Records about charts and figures
____
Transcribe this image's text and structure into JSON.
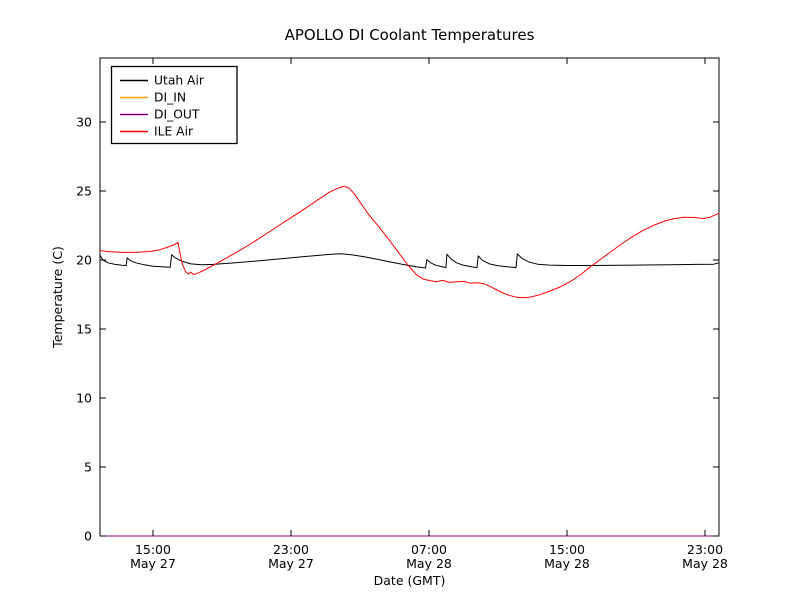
{
  "chart_data": {
    "type": "line",
    "title": "APOLLO DI Coolant Temperatures",
    "xlabel": "Date (GMT)",
    "ylabel": "Temperature (C)",
    "x_unit": "hours since May 27 00:00 GMT",
    "xlim": [
      11.93,
      47.81
    ],
    "ylim": [
      0,
      34.64
    ],
    "grid": false,
    "legend_position": "upper-left",
    "frame_color": "#000000",
    "background_color": "#ffffff",
    "x_ticks": [
      {
        "value": 15,
        "time": "15:00",
        "date": "May 27"
      },
      {
        "value": 23,
        "time": "23:00",
        "date": "May 27"
      },
      {
        "value": 31,
        "time": "07:00",
        "date": "May 28"
      },
      {
        "value": 39,
        "time": "15:00",
        "date": "May 28"
      },
      {
        "value": 47,
        "time": "23:00",
        "date": "May 28"
      }
    ],
    "y_ticks": [
      0,
      5,
      10,
      15,
      20,
      25,
      30
    ],
    "series": [
      {
        "name": "Utah Air",
        "color": "#000000",
        "points": [
          [
            11.93,
            20.35
          ],
          [
            12.1,
            20.0
          ],
          [
            12.4,
            19.8
          ],
          [
            12.8,
            19.68
          ],
          [
            13.2,
            19.62
          ],
          [
            13.45,
            19.6
          ],
          [
            13.5,
            20.15
          ],
          [
            13.7,
            19.95
          ],
          [
            14.0,
            19.8
          ],
          [
            14.5,
            19.65
          ],
          [
            15.0,
            19.55
          ],
          [
            15.6,
            19.5
          ],
          [
            16.0,
            19.47
          ],
          [
            16.08,
            20.38
          ],
          [
            16.3,
            20.15
          ],
          [
            16.7,
            19.9
          ],
          [
            17.2,
            19.72
          ],
          [
            17.8,
            19.65
          ],
          [
            18.5,
            19.68
          ],
          [
            19.5,
            19.78
          ],
          [
            20.5,
            19.88
          ],
          [
            21.5,
            19.98
          ],
          [
            22.5,
            20.1
          ],
          [
            23.5,
            20.22
          ],
          [
            24.5,
            20.33
          ],
          [
            25.3,
            20.42
          ],
          [
            25.9,
            20.45
          ],
          [
            26.5,
            20.38
          ],
          [
            27.2,
            20.25
          ],
          [
            28.0,
            20.05
          ],
          [
            28.8,
            19.85
          ],
          [
            29.6,
            19.65
          ],
          [
            30.3,
            19.5
          ],
          [
            30.8,
            19.42
          ],
          [
            30.88,
            20.02
          ],
          [
            31.1,
            19.8
          ],
          [
            31.4,
            19.62
          ],
          [
            31.8,
            19.5
          ],
          [
            31.98,
            19.45
          ],
          [
            32.04,
            20.42
          ],
          [
            32.3,
            20.05
          ],
          [
            32.6,
            19.8
          ],
          [
            33.0,
            19.62
          ],
          [
            33.5,
            19.5
          ],
          [
            33.78,
            19.45
          ],
          [
            33.85,
            20.3
          ],
          [
            34.1,
            19.98
          ],
          [
            34.5,
            19.72
          ],
          [
            35.0,
            19.58
          ],
          [
            35.6,
            19.5
          ],
          [
            36.05,
            19.45
          ],
          [
            36.12,
            20.45
          ],
          [
            36.4,
            20.1
          ],
          [
            36.8,
            19.85
          ],
          [
            37.3,
            19.7
          ],
          [
            38.0,
            19.63
          ],
          [
            39.0,
            19.6
          ],
          [
            40.5,
            19.6
          ],
          [
            42.0,
            19.62
          ],
          [
            43.5,
            19.64
          ],
          [
            45.0,
            19.66
          ],
          [
            46.5,
            19.68
          ],
          [
            47.5,
            19.7
          ],
          [
            47.81,
            19.8
          ]
        ]
      },
      {
        "name": "DI_IN",
        "color": "#ffa500",
        "points": [
          [
            11.93,
            0
          ],
          [
            47.81,
            0
          ]
        ]
      },
      {
        "name": "DI_OUT",
        "color": "#800080",
        "points": [
          [
            11.93,
            0
          ],
          [
            47.81,
            0
          ]
        ]
      },
      {
        "name": "ILE Air",
        "color": "#ff0000",
        "points": [
          [
            11.93,
            20.68
          ],
          [
            12.5,
            20.6
          ],
          [
            13.2,
            20.55
          ],
          [
            14.0,
            20.55
          ],
          [
            14.8,
            20.62
          ],
          [
            15.4,
            20.75
          ],
          [
            15.9,
            20.95
          ],
          [
            16.3,
            21.15
          ],
          [
            16.45,
            21.28
          ],
          [
            16.52,
            20.8
          ],
          [
            16.7,
            19.7
          ],
          [
            16.9,
            19.15
          ],
          [
            17.05,
            18.98
          ],
          [
            17.2,
            19.12
          ],
          [
            17.35,
            18.95
          ],
          [
            17.5,
            19.0
          ],
          [
            17.7,
            19.1
          ],
          [
            18.1,
            19.35
          ],
          [
            18.6,
            19.7
          ],
          [
            19.2,
            20.1
          ],
          [
            19.9,
            20.6
          ],
          [
            20.7,
            21.2
          ],
          [
            21.5,
            21.85
          ],
          [
            22.3,
            22.5
          ],
          [
            23.1,
            23.15
          ],
          [
            23.9,
            23.8
          ],
          [
            24.6,
            24.4
          ],
          [
            25.2,
            24.9
          ],
          [
            25.7,
            25.2
          ],
          [
            26.0,
            25.33
          ],
          [
            26.3,
            25.28
          ],
          [
            26.6,
            24.9
          ],
          [
            27.0,
            24.2
          ],
          [
            27.5,
            23.3
          ],
          [
            28.0,
            22.55
          ],
          [
            28.6,
            21.6
          ],
          [
            29.2,
            20.6
          ],
          [
            29.8,
            19.6
          ],
          [
            30.3,
            18.9
          ],
          [
            30.7,
            18.6
          ],
          [
            31.1,
            18.5
          ],
          [
            31.4,
            18.42
          ],
          [
            31.8,
            18.52
          ],
          [
            32.2,
            18.38
          ],
          [
            32.6,
            18.42
          ],
          [
            33.0,
            18.45
          ],
          [
            33.4,
            18.32
          ],
          [
            33.8,
            18.35
          ],
          [
            34.2,
            18.28
          ],
          [
            34.6,
            18.05
          ],
          [
            35.1,
            17.72
          ],
          [
            35.6,
            17.45
          ],
          [
            36.1,
            17.3
          ],
          [
            36.5,
            17.26
          ],
          [
            36.9,
            17.32
          ],
          [
            37.4,
            17.48
          ],
          [
            38.0,
            17.75
          ],
          [
            38.6,
            18.05
          ],
          [
            39.2,
            18.45
          ],
          [
            39.8,
            18.95
          ],
          [
            40.4,
            19.55
          ],
          [
            41.0,
            20.1
          ],
          [
            41.6,
            20.65
          ],
          [
            42.2,
            21.2
          ],
          [
            42.8,
            21.7
          ],
          [
            43.4,
            22.15
          ],
          [
            44.0,
            22.5
          ],
          [
            44.6,
            22.8
          ],
          [
            45.2,
            23.0
          ],
          [
            45.8,
            23.1
          ],
          [
            46.4,
            23.08
          ],
          [
            46.9,
            23.0
          ],
          [
            47.3,
            23.1
          ],
          [
            47.81,
            23.4
          ]
        ]
      }
    ]
  }
}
____
PROBLEM REQUIREMENTS:
Pull every line containing the word "value" out of the entries above.

RESPONSE:
        "value": 15,
        "value": 23,
        "value": 31,
        "value": 39,
        "value": 47,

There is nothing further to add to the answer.